* [What is asked]:
Reproduce each of the following lines word for word, with no changes.

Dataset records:
-- -- --

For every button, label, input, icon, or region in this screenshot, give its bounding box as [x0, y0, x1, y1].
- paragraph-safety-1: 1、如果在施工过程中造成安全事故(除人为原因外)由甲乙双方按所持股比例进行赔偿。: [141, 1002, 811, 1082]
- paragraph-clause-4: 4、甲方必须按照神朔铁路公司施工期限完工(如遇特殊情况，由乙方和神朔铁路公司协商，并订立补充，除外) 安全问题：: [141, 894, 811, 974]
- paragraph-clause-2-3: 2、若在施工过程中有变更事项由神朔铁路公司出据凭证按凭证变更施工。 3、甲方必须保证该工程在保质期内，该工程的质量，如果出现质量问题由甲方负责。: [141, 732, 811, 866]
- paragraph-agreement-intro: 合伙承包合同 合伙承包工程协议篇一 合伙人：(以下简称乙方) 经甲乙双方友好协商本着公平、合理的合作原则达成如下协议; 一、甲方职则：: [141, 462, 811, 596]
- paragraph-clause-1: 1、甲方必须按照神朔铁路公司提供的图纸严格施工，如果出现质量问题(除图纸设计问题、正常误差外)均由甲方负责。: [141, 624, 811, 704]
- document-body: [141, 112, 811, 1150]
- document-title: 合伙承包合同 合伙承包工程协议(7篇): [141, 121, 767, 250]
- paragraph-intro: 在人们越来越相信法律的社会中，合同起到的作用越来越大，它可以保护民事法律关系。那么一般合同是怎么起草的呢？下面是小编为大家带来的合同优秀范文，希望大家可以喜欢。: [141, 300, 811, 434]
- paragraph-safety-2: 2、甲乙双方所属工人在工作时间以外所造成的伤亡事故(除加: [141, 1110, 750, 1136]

-- -- --

* [Answer in full]:
For every button, label, input, icon, or region in this screenshot, give its bounding box as [x0, y0, x1, y1].
- paragraph-safety-1: 1、如果在施工过程中造成安全事故(除人为原因外)由甲乙双方按所持股比例进行赔偿。: [141, 1002, 811, 1082]
- paragraph-clause-4: 4、甲方必须按照神朔铁路公司施工期限完工(如遇特殊情况，由乙方和神朔铁路公司协商，并订立补充，除外) 安全问题：: [141, 894, 811, 974]
- paragraph-clause-2-3: 2、若在施工过程中有变更事项由神朔铁路公司出据凭证按凭证变更施工。 3、甲方必须保证该工程在保质期内，该工程的质量，如果出现质量问题由甲方负责。: [141, 732, 811, 866]
- paragraph-agreement-intro: 合伙承包合同 合伙承包工程协议篇一 合伙人：(以下简称乙方) 经甲乙双方友好协商本着公平、合理的合作原则达成如下协议; 一、甲方职则：: [141, 462, 811, 596]
- paragraph-clause-1: 1、甲方必须按照神朔铁路公司提供的图纸严格施工，如果出现质量问题(除图纸设计问题、正常误差外)均由甲方负责。: [141, 624, 811, 704]
- document-body: [141, 112, 811, 1150]
- document-title: 合伙承包合同 合伙承包工程协议(7篇): [141, 121, 767, 250]
- paragraph-intro: 在人们越来越相信法律的社会中，合同起到的作用越来越大，它可以保护民事法律关系。那么一般合同是怎么起草的呢？下面是小编为大家带来的合同优秀范文，希望大家可以喜欢。: [141, 300, 811, 434]
- paragraph-safety-2: 2、甲乙双方所属工人在工作时间以外所造成的伤亡事故(除加: [141, 1110, 750, 1136]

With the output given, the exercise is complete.